Exercise requirements: Please transcribe the data below exactly. Leave the pictures out.
## START
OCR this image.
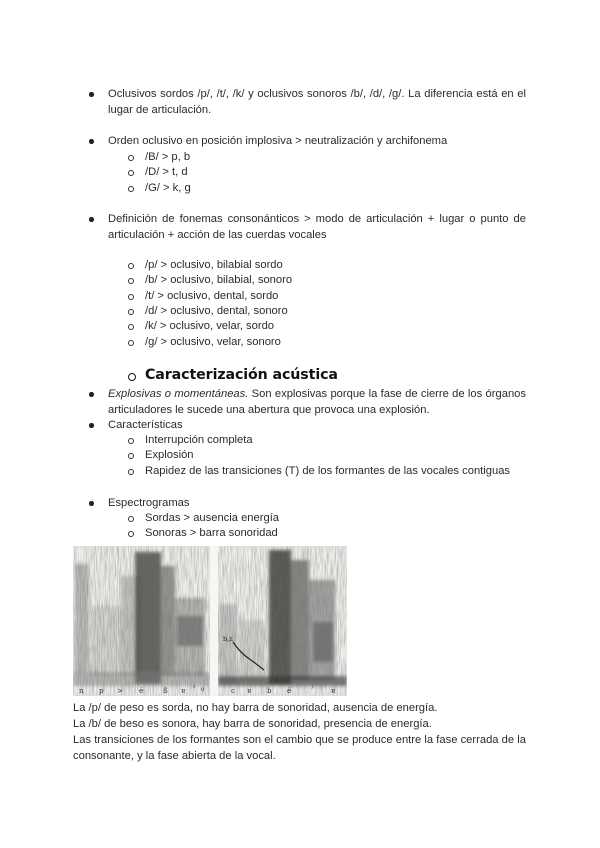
Oclusivos sordos /p/, /t/, /k/ y oclusivos sonoros /b/, /d/, /g/. La diferencia está en el lugar de articulación.
Orden oclusivo en posición implosiva > neutralización y archifonema
/B/ > p, b
/D/ > t, d
/G/ > k, g
Definición de fonemas consonánticos > modo de articulación + lugar o punto de articulación + acción de las cuerdas vocales
/p/ > oclusivo, bilabial sordo
/b/ > oclusivo, bilabial, sonoro
/t/ > oclusivo, dental, sordo
/d/ > oclusivo, dental, sonoro
/k/ > oclusivo, velar, sordo
/g/ > oclusivo, velar, sonoro
Caracterización acústica
Explosivas o momentáneas. Son explosivas porque la fase de cierre de los órganos articuladores le sucede una abertura que provoca una explosión.
Características
Interrupción completa
Explosión
Rapidez de las transiciones (T) de los formantes de las vocales contiguas
Espectrogramas
Sordas > ausencia energía
Sonoras > barra sonoridad
b,z
ꞑ p > é	ß ɐ ˢ º	c ɐ b é	ʲ	ɐ
La /p/ de peso es sorda, no hay barra de sonoridad, ausencia de energía.
La /b/ de beso es sonora, hay barra de sonoridad, presencia de energía.
Las transiciones de los formantes son el cambio que se produce entre la fase cerrada de la consonante, y la fase abierta de la vocal.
## END
Reply to the task:
OCR this image.
Oclusivos sordos /p/, /t/, /k/ y oclusivos sonoros /b/, /d/, /g/. La diferencia está en el lugar de articulación.
Orden oclusivo en posición implosiva > neutralización y archifonema
/B/ > p, b
/D/ > t, d
/G/ > k, g
Definición de fonemas consonánticos > modo de articulación + lugar o punto de articulación + acción de las cuerdas vocales
/p/ > oclusivo, bilabial sordo
/b/ > oclusivo, bilabial, sonoro
/t/ > oclusivo, dental, sordo
/d/ > oclusivo, dental, sonoro
/k/ > oclusivo, velar, sordo
/g/ > oclusivo, velar, sonoro
Caracterización acústica
Explosivas o momentáneas. Son explosivas porque la fase de cierre de los órganos articuladores le sucede una abertura que provoca una explosión.
Características
Interrupción completa
Explosión
Rapidez de las transiciones (T) de los formantes de las vocales contiguas
Espectrogramas
Sordas > ausencia energía
Sonoras > barra sonoridad
b,z
ꞑ p > é	ß ɐ ˢ º	c ɐ b é	ʲ	ɐ
La /p/ de peso es sorda, no hay barra de sonoridad, ausencia de energía.
La /b/ de beso es sonora, hay barra de sonoridad, presencia de energía.
Las transiciones de los formantes son el cambio que se produce entre la fase cerrada de la consonante, y la fase abierta de la vocal.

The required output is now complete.